=== Sezione di testo ===
L’ideazione del complesso spetta al conte Alfredo Coronini (1846-1920) il quale, verso il 1880, decise di trasformare e ampliare l’originario giardino all’italiana a pianta quadrata, posto a fianco del suo palazzo.

Sfruttando l’andamento irregolare del terreno, egli progettò un parco di tipo romantico, sviluppato su diversi livelli altimetrici, in cui le varie componenti, naturali e artificiali, concorrono a creare una successione di suggestivi scorci e di pittoresche vedute. Da boschetti di sempreverdi emergono improvvisamente sculture, scalinate, terrazze, pergolati, fontane e specchi d’acqua, sapientemente collocati per offrire una serie di percorsi sempre vari e sorprendenti.

Tra i manufatti si segnalano la statua di Giovanni Battista Coronini eseguita nel XVIII secolo da Marco Chiereghin, un’Ecate triforme del II secolo d.C., diverse statue di soggetto mitologico dello scultore vicentino Orazio Marinali e il tempietto circolare progettato nel 1913 dall’architetto Girolamo Luzzatto.

La vegetazione è costituita quasi esclusivamente da specie arboree e arbustive sempreverdi tipicamente mediterranee e comunque originarie di climi caldi, tra cui anche una quercia da sughero, nespoli del Giappone, bamboo, e un Ginkgo Biloba.
===
## Serie di esercizi
(a) Riassumi la sezione di testo in due frasi.
(b) Rispondi a queste domande sulla sezione di testo:
(i) Verso quale anno il conte decise di trasformare il giardino originario?
(ii) Chi progettò il tempietto circolare?
(iii) A quale secolo risale l'Ecate triforme?
=== Estratto del dataset ===
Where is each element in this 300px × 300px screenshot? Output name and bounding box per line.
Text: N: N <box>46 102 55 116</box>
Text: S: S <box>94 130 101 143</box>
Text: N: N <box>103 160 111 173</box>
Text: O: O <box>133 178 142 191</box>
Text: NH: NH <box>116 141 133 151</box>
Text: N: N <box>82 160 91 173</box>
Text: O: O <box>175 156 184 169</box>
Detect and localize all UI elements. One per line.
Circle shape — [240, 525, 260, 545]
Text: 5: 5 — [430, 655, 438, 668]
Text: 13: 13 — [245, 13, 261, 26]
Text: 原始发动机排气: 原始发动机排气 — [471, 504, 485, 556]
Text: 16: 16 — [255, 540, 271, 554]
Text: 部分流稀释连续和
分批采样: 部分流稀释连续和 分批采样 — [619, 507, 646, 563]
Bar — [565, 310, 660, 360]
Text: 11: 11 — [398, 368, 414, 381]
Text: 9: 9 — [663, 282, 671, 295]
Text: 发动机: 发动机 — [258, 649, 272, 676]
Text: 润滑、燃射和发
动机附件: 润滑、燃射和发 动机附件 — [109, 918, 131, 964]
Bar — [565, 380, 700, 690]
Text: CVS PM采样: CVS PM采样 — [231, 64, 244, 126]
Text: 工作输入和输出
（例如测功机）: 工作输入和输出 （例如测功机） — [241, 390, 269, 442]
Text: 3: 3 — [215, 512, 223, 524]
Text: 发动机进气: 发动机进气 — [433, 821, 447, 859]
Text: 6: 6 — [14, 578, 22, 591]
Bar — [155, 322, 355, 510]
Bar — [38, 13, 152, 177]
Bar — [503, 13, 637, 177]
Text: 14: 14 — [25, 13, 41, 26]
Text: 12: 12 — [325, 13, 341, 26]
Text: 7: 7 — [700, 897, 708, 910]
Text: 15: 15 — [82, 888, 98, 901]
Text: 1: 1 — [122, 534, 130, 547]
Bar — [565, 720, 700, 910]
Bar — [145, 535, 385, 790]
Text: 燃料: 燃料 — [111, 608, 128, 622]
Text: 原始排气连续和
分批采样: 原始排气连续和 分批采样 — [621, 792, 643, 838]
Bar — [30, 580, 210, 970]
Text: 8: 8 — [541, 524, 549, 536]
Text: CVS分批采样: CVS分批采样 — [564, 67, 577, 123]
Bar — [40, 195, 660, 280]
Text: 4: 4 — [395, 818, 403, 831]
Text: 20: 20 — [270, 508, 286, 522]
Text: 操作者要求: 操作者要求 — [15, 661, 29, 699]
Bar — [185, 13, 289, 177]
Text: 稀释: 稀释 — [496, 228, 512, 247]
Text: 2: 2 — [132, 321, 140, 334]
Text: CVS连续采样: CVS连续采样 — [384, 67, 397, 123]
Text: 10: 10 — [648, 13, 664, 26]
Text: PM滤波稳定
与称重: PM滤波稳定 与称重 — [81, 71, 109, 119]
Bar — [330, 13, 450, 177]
===
## Risposte attese
(a) Verso il 1880 il conte Alfredo Coronini decise di trasformare e ampliare il giardino all'italiana accanto al suo palazzo. Ne nacque un parco romantico su diversi livelli, in cui da boschetti di sempreverdi emergono sculture, scalinate, terrazze, fontane e specchi d'acqua, e la cui vegetazione è formata quasi solo da specie sempreverdi di climi caldi.

(b)
(i) Verso il 1880.
(ii) L'architetto Girolamo Luzzatto.
(iii) Al II secolo d.C.